### Work instruction
Please copy every line from the following entries in which the word "plaukus" appears.

(Dataset entries Opens)

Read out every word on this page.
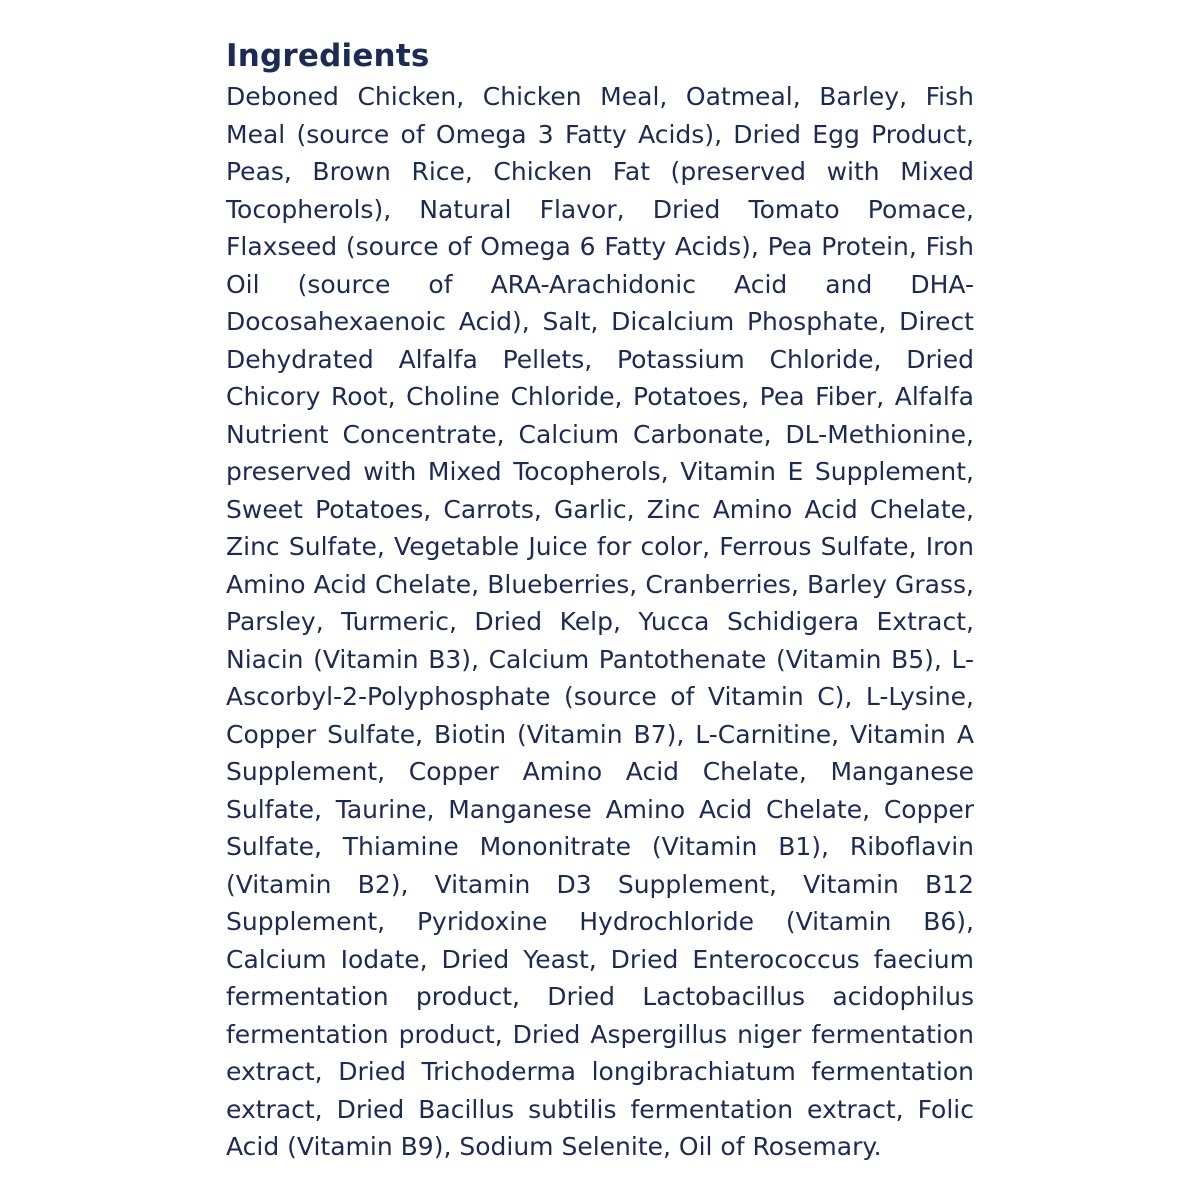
Ingredients

Deboned Chicken, Chicken Meal, Oatmeal, Barley, Fish Meal (source of Omega 3 Fatty Acids), Dried Egg Product, Peas, Brown Rice, Chicken Fat (preserved with Mixed Tocopherols), Natural Flavor, Dried Tomato Pomace, Flaxseed (source of Omega 6 Fatty Acids), Pea Protein, Fish Oil (source of ARA-Arachidonic Acid and DHA-Docosahexaenoic Acid), Salt, Dicalcium Phosphate, Direct Dehydrated Alfalfa Pellets, Potassium Chloride, Dried Chicory Root, Choline Chloride, Potatoes, Pea Fiber, Alfalfa Nutrient Concentrate, Calcium Carbonate, DL-Methionine, preserved with Mixed Tocopherols, Vitamin E Supplement, Sweet Potatoes, Carrots, Garlic, Zinc Amino Acid Chelate, Zinc Sulfate, Vegetable Juice for color, Ferrous Sulfate, Iron Amino Acid Chelate, Blueberries, Cranberries, Barley Grass, Parsley, Turmeric, Dried Kelp, Yucca Schidigera Extract, Niacin (Vitamin B3), Calcium Pantothenate (Vitamin B5), L-Ascorbyl-2-Polyphosphate (source of Vitamin C), L-Lysine, Copper Sulfate, Biotin (Vitamin B7), L-Carnitine, Vitamin A Supplement, Copper Amino Acid Chelate, Manganese Sulfate, Taurine, Manganese Amino Acid Chelate, Copper Sulfate, Thiamine Mononitrate (Vitamin B1), Riboflavin (Vitamin B2), Vitamin D3 Supplement, Vitamin B12 Supplement, Pyridoxine Hydrochloride (Vitamin B6), Calcium Iodate, Dried Yeast, Dried Enterococcus faecium fermentation product, Dried Lactobacillus acidophilus fermentation product, Dried Aspergillus niger fermentation extract, Dried Trichoderma longibrachiatum fermentation extract, Dried Bacillus subtilis fermentation extract, Folic Acid (Vitamin B9), Sodium Selenite, Oil of Rosemary.
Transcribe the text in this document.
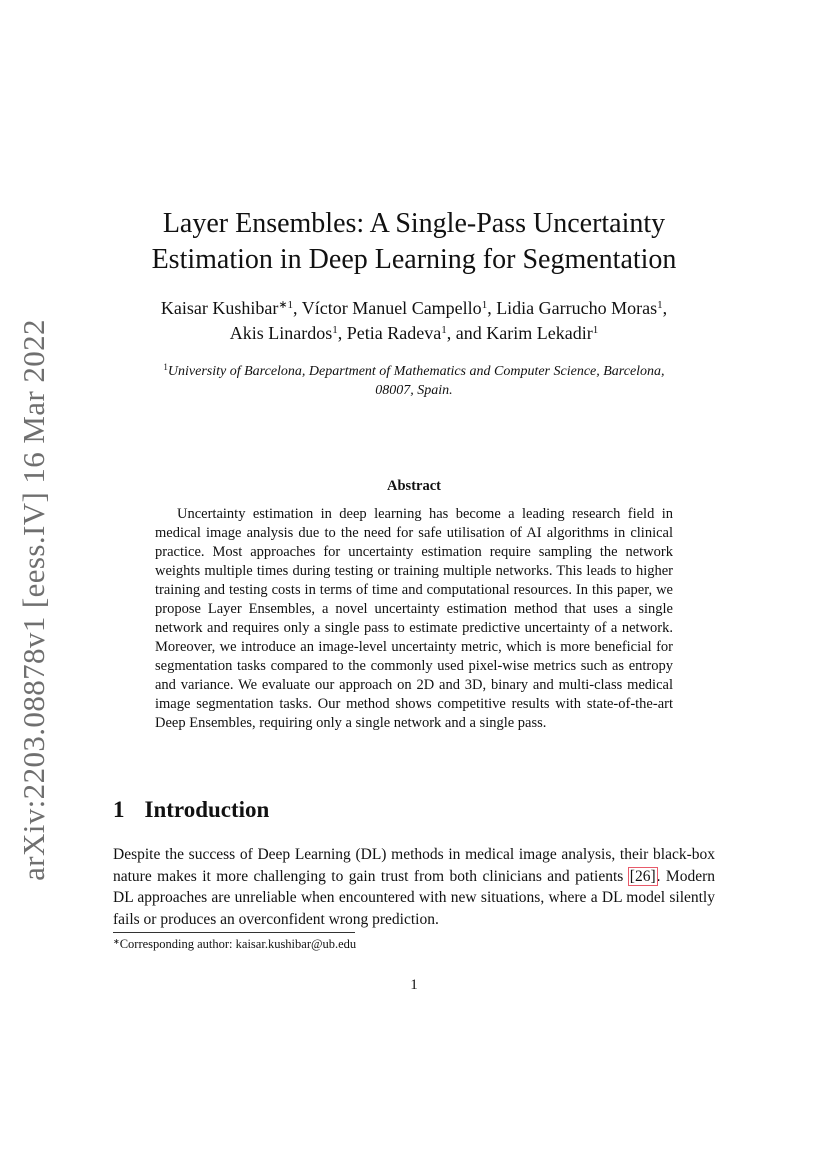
arXiv:2203.08878v1 [eess.IV] 16 Mar 2022
Layer Ensembles: A Single-Pass Uncertainty
Estimation in Deep Learning for Segmentation
Kaisar Kushibar$^{∗1}$, Víctor Manuel Campello$^1$, Lidia Garrucho Moras$^1$,
Akis Linardos$^1$, Petia Radeva$^1$, and Karim Lekadir$^1$
$^1$University of Barcelona, Department of Mathematics and Computer Science, Barcelona,
08007, Spain.
Abstract

Uncertainty estimation in deep learning has become a leading research field in medical image analysis due to the need for safe utilisation of AI algorithms in clinical practice. Most approaches for uncertainty estimation require sampling the network weights multiple times during testing or training multiple networks. This leads to higher training and testing costs in terms of time and computational resources. In this paper, we propose Layer Ensembles, a novel uncertainty estimation method that uses a single network and requires only a single pass to estimate predictive uncertainty of a network. Moreover, we introduce an image-level uncertainty metric, which is more beneficial for segmentation tasks compared to the commonly used pixel-wise metrics such as entropy and variance. We evaluate our approach on 2D and 3D, binary and multi-class medical image segmentation tasks. Our method shows competitive results with state-of-the-art Deep Ensembles, requiring only a single network and a single pass.

1 Introduction

Despite the success of Deep Learning (DL) methods in medical image analysis, their black-box nature makes it more challenging to gain trust from both clinicians and patients [26]. Modern DL approaches are unreliable when encountered with new situations, where a DL model silently fails or produces an overconfident wrong prediction.

∗Corresponding author: kaisar.kushibar@ub.edu
1
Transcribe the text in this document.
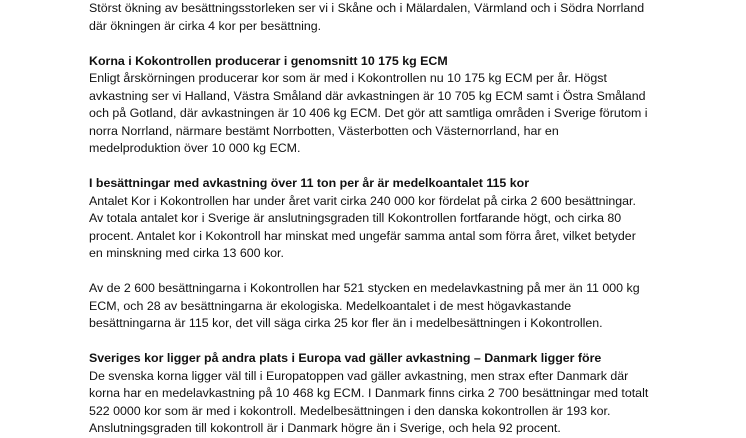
Störst ökning av besättningsstorleken ser vi i Skåne och i Mälardalen, Värmland och i Södra Norrland
där ökningen är cirka 4 kor per besättning.
Korna i Kokontrollen producerar i genomsnitt 10 175 kg ECM
Enligt årskörningen producerar kor som är med i Kokontrollen nu 10 175 kg ECM per år. Högst
avkastning ser vi Halland, Västra Småland där avkastningen är 10 705 kg ECM samt i Östra Småland
och på Gotland, där avkastningen är 10 406 kg ECM. Det gör att samtliga områden i Sverige förutom i
norra Norrland, närmare bestämt Norrbotten, Västerbotten och Västernorrland, har en
medelproduktion över 10 000 kg ECM.
I besättningar med avkastning över 11 ton per år är medelkoantalet 115 kor
Antalet Kor i Kokontrollen har under året varit cirka 240 000 kor fördelat på cirka 2 600 besättningar.
Av totala antalet kor i Sverige är anslutningsgraden till Kokontrollen fortfarande högt, och cirka 80
procent. Antalet kor i Kokontroll har minskat med ungefär samma antal som förra året, vilket betyder
en minskning med cirka 13 600 kor.
Av de 2 600 besättningarna i Kokontrollen har 521 stycken en medelavkastning på mer än 11 000 kg
ECM, och 28 av besättningarna är ekologiska. Medelkoantalet i de mest högavkastande
besättningarna är 115 kor, det vill säga cirka 25 kor fler än i medelbesättningen i Kokontrollen.
Sveriges kor ligger på andra plats i Europa vad gäller avkastning – Danmark ligger före
De svenska korna ligger väl till i Europatoppen vad gäller avkastning, men strax efter Danmark där
korna har en medelavkastning på 10 468 kg ECM. I Danmark finns cirka 2 700 besättningar med totalt
522 0000 kor som är med i kokontroll. Medelbesättningen i den danska kokontrollen är 193 kor.
Anslutningsgraden till kokontroll är i Danmark högre än i Sverige, och hela 92 procent.
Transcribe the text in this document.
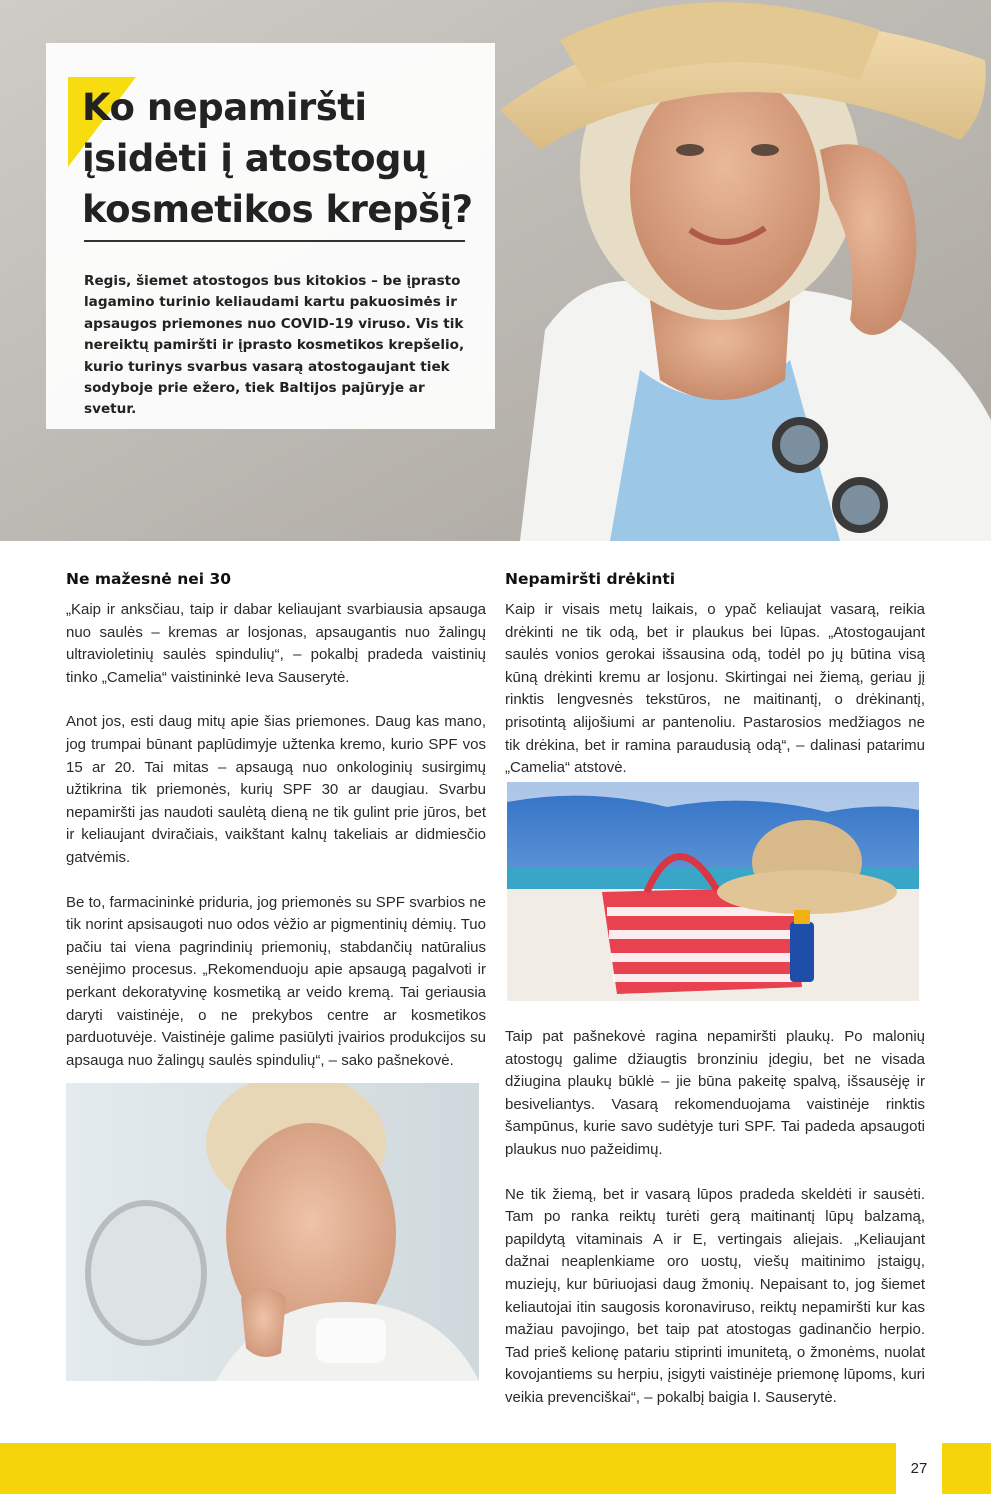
Ko nepamiršti
įsidėti į atostogų
kosmetikos krepšį?

Regis, šiemet atostogos bus kitokios – be įprasto lagamino turinio keliaudami kartu pakuosimės ir apsaugos priemones nuo COVID-19 viruso. Vis tik nereiktų pamiršti ir įprasto kosmetikos krepšelio, kurio turinys svarbus vasarą atostogaujant tiek sodyboje prie ežero, tiek Baltijos pajūryje ar svetur.

Ne mažesnė nei 30

„Kaip ir anksčiau, taip ir dabar keliaujant svarbiausia apsauga nuo saulės – kremas ar losjonas, apsaugantis nuo žalingų ultravioletinių saulės spindulių“, – pokalbį pradeda vaistinių tinko „Camelia“ vaistininkė Ieva Sauserytė.

Anot jos, esti daug mitų apie šias priemones. Daug kas mano, jog trumpai būnant paplūdimyje užtenka kremo, kurio SPF vos 15 ar 20. Tai mitas – apsaugą nuo onkologinių susirgimų užtikrina tik priemonės, kurių SPF 30 ar daugiau. Svarbu nepamiršti jas naudoti saulėtą dieną ne tik gulint prie jūros, bet ir keliaujant dviračiais, vaikštant kalnų takeliais ar didmiesčio gatvėmis.

Be to, farmacininkė priduria, jog priemonės su SPF svarbios ne tik norint apsisaugoti nuo odos vėžio ar pigmentinių dėmių. Tuo pačiu tai viena pagrindinių priemonių, stabdančių natūralius senėjimo procesus. „Rekomenduoju apie apsaugą pagalvoti ir perkant dekoratyvinę kosmetiką ar veido kremą. Tai geriausia daryti vaistinėje, o ne prekybos centre ar kosmetikos parduotuvėje. Vaistinėje galime pasiūlyti įvairios produkcijos su apsauga nuo žalingų saulės spindulių“, – sako pašnekovė.

Nepamiršti drėkinti

Kaip ir visais metų laikais, o ypač keliaujat vasarą, reikia drėkinti ne tik odą, bet ir plaukus bei lūpas. „Atostogaujant saulės vonios gerokai išsausina odą, todėl po jų būtina visą kūną drėkinti kremu ar losjonu. Skirtingai nei žiemą, geriau jį rinktis lengvesnės tekstūros, ne maitinantį, o drėkinantį, prisotintą alijošiumi ar pantenoliu. Pastarosios medžiagos ne tik drėkina, bet ir ramina paraudusią odą“, – dalinasi patarimu „Camelia“ atstovė.

Taip pat pašnekovė ragina nepamiršti plaukų. Po malonių atostogų galime džiaugtis bronziniu įdegiu, bet ne visada džiugina plaukų būklė – jie būna pakeitę spalvą, išsausėję ir besiveliantys. Vasarą rekomenduojama vaistinėje rinktis šampūnus, kurie savo sudėtyje turi SPF. Tai padeda apsaugoti plaukus nuo pažeidimų.

Ne tik žiemą, bet ir vasarą lūpos pradeda skeldėti ir sausėti. Tam po ranka reiktų turėti gerą maitinantį lūpų balzamą, papildytą vitaminais A ir E, vertingais aliejais. „Keliaujant dažnai neaplenkiame oro uostų, viešų maitinimo įstaigų, muziejų, kur būriuojasi daug žmonių. Nepaisant to, jog šiemet keliautojai itin saugosis koronaviruso, reiktų nepamiršti kur kas mažiau pavojingo, bet taip pat atostogas gadinančio herpio. Tad prieš kelionę patariu stiprinti imunitetą, o žmonėms, nuolat kovojantiems su herpiu, įsigyti vaistinėje priemonę lūpoms, kuri veikia prevenciškai“, – pokalbį baigia I. Sauserytė.

27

(Dataset entries Closes)

### Your solution
Kaip ir visais metų laikais, o ypač keliaujat vasarą, reikia drėkinti ne tik odą, bet ir plaukus bei lūpas. „Atostogaujant saulės vonios gerokai išsausina odą, todėl po jų būtina visą kūną drėkinti kremu ar losjonu. Skirtingai nei žiemą, geriau jį rinktis lengvesnės tekstūros, ne maitinantį, o drėkinantį, prisotintą alijošiumi ar pantenoliu. Pastarosios medžiagos ne tik drėkina, bet ir ramina paraudusią odą“, – dalinasi patarimu „Camelia“ atstovė.
Taip pat pašnekovė ragina nepamiršti plaukų. Po malonių atostogų galime džiaugtis bronziniu įdegiu, bet ne visada džiugina plaukų būklė – jie būna pakeitę spalvą, išsausėję ir besiveliantys. Vasarą rekomenduojama vaistinėje rinktis šampūnus, kurie savo sudėtyje turi SPF. Tai padeda apsaugoti plaukus nuo pažeidimų.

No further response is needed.